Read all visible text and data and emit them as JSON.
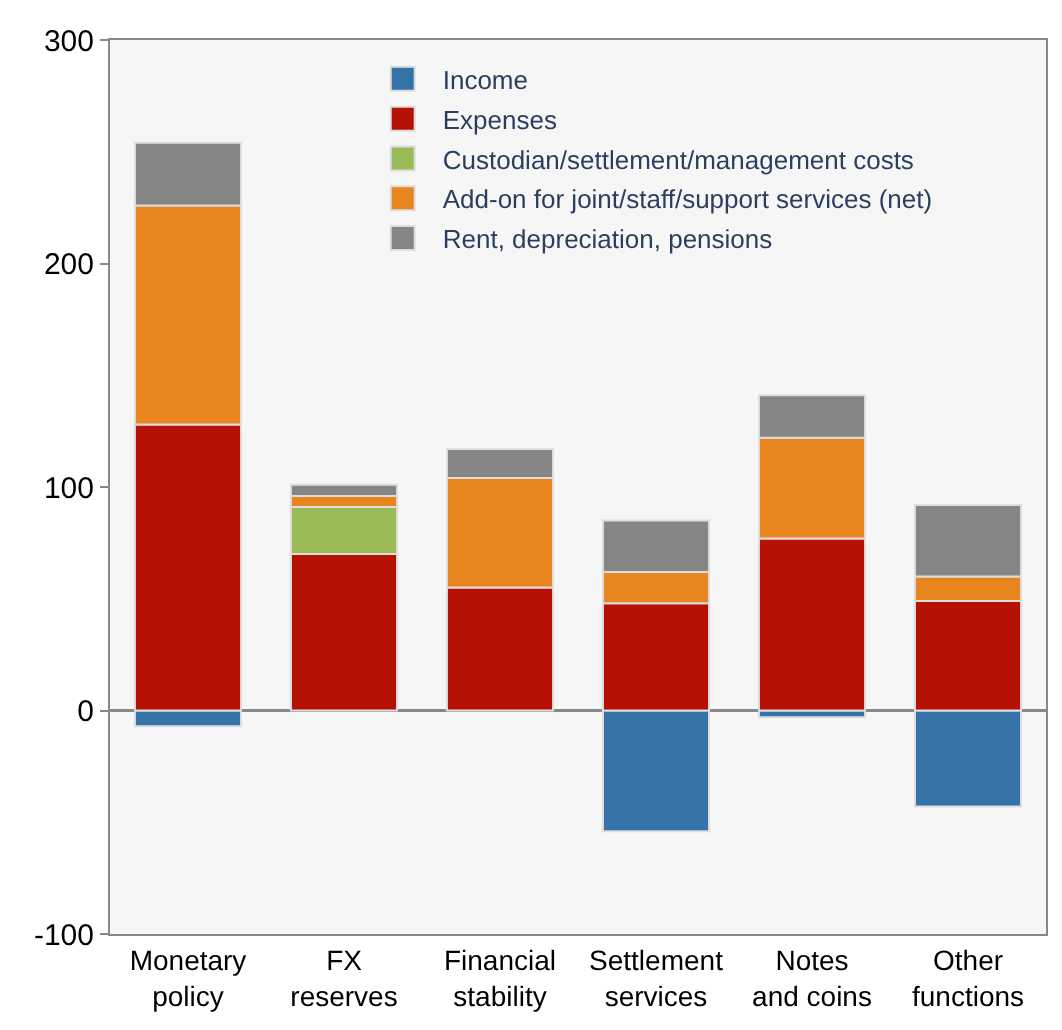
{
  "chart_data": {
    "type": "bar",
    "stacked": true,
    "categories": [
      "Monetary policy",
      "FX reserves",
      "Financial stability",
      "Settlement services",
      "Notes and coins",
      "Other functions"
    ],
    "series": [
      {
        "name": "Income",
        "color": "#3572a8",
        "values": [
          -7,
          null,
          null,
          -54,
          -3,
          -43
        ]
      },
      {
        "name": "Expenses",
        "color": "#b51205",
        "values": [
          128,
          70,
          55,
          48,
          77,
          49
        ]
      },
      {
        "name": "Custodian/settlement/management costs",
        "color": "#9bbb59",
        "values": [
          null,
          21,
          null,
          null,
          null,
          null
        ]
      },
      {
        "name": "Add-on for joint/staff/support services (net)",
        "color": "#e8851e",
        "values": [
          98,
          5,
          49,
          14,
          45,
          11
        ]
      },
      {
        "name": "Rent, depreciation, pensions",
        "color": "#858585",
        "values": [
          28,
          5,
          13,
          23,
          19,
          32
        ]
      }
    ],
    "ylim": [
      -100,
      300
    ],
    "yticks": [
      -100,
      0,
      100,
      200,
      300
    ],
    "legend": "top"
  }
}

◇ ◇ ◇ ◇ ◇

> _THE TASK_
Produce an exact copy of each line of data, skipping embedded images.

> _RESPONSE_
Read all visible text and data and emit them as JSON.
{
  "chart_data": {
    "type": "bar",
    "stacked": true,
    "categories": [
      "Monetary policy",
      "FX reserves",
      "Financial stability",
      "Settlement services",
      "Notes and coins",
      "Other functions"
    ],
    "series": [
      {
        "name": "Income",
        "color": "#3572a8",
        "values": [
          -7,
          null,
          null,
          -54,
          -3,
          -43
        ]
      },
      {
        "name": "Expenses",
        "color": "#b51205",
        "values": [
          128,
          70,
          55,
          48,
          77,
          49
        ]
      },
      {
        "name": "Custodian/settlement/management costs",
        "color": "#9bbb59",
        "values": [
          null,
          21,
          null,
          null,
          null,
          null
        ]
      },
      {
        "name": "Add-on for joint/staff/support services (net)",
        "color": "#e8851e",
        "values": [
          98,
          5,
          49,
          14,
          45,
          11
        ]
      },
      {
        "name": "Rent, depreciation, pensions",
        "color": "#858585",
        "values": [
          28,
          5,
          13,
          23,
          19,
          32
        ]
      }
    ],
    "ylim": [
      -100,
      300
    ],
    "yticks": [
      -100,
      0,
      100,
      200,
      300
    ],
    "legend": "top"
  }
}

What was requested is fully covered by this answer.